§ **Information shown**
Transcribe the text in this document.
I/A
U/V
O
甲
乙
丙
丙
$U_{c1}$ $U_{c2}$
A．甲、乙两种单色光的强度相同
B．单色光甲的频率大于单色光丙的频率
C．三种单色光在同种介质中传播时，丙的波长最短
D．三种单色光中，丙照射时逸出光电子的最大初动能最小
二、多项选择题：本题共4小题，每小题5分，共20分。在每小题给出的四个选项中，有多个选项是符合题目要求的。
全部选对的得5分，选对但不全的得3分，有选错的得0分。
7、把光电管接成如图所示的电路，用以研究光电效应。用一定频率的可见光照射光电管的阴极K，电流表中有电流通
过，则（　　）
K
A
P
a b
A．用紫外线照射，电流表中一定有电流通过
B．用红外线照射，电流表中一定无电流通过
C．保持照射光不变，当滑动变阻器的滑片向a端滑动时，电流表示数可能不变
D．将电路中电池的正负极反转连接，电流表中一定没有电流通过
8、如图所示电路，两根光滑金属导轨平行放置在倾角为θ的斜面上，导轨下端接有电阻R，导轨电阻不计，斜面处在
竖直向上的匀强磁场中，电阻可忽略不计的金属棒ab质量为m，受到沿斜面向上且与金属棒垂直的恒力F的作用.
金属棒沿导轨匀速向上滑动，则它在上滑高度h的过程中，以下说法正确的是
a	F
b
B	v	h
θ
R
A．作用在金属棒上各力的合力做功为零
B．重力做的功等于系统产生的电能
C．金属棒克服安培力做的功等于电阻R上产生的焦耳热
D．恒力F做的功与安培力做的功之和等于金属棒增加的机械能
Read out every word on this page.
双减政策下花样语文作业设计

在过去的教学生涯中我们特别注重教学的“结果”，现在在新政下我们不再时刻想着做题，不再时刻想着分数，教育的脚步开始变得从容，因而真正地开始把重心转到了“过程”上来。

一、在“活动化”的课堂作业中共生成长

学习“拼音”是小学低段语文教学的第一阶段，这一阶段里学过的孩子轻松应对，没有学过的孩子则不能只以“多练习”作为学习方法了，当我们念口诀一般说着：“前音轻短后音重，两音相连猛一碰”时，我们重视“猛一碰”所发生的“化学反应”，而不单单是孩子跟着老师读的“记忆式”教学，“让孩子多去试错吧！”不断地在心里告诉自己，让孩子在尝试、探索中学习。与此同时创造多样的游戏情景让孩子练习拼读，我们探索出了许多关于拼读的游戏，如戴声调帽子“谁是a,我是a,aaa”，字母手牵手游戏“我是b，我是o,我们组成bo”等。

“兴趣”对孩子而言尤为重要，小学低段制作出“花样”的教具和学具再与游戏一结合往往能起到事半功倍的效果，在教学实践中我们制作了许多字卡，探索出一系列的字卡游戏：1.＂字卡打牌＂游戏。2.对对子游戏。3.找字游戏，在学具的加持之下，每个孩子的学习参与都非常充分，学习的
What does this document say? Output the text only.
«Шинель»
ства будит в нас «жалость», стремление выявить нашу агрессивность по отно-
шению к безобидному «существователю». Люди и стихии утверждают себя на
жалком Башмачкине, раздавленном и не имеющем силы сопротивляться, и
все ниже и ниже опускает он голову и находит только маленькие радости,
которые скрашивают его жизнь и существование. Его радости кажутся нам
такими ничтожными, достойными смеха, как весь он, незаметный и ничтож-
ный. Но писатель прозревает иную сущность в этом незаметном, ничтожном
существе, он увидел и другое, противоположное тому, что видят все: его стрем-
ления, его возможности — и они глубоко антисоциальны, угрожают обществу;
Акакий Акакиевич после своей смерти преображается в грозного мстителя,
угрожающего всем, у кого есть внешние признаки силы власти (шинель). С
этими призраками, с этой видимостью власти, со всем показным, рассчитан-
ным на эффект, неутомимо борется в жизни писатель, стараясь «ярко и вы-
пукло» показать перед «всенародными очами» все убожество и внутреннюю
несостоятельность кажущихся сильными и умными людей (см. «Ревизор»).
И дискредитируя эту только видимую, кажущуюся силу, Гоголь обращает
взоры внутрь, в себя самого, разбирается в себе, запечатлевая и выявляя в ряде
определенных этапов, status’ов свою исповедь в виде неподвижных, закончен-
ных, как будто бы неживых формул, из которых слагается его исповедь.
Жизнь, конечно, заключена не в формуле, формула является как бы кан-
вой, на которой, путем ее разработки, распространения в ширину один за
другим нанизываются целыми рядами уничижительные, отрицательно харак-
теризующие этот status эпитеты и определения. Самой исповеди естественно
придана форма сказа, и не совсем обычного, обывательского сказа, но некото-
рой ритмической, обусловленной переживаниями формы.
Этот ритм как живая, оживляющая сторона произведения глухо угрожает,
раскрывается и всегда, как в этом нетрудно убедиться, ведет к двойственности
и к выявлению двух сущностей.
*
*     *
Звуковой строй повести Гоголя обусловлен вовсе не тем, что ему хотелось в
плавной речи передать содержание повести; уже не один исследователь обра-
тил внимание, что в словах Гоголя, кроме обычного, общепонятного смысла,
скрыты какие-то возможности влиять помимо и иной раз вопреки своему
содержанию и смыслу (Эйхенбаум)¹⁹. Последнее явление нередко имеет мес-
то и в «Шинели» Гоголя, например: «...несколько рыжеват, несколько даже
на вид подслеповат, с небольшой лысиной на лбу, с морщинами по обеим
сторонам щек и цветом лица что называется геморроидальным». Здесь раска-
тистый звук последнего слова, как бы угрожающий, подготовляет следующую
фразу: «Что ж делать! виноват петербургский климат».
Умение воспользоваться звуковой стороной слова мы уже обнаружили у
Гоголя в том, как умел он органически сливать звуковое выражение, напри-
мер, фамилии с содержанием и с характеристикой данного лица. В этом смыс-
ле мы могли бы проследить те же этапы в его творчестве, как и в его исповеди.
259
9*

§ **What needs to be done**
The answer should be a single number: the count of lines in the data that include the string "this".

§ **Final answer**
3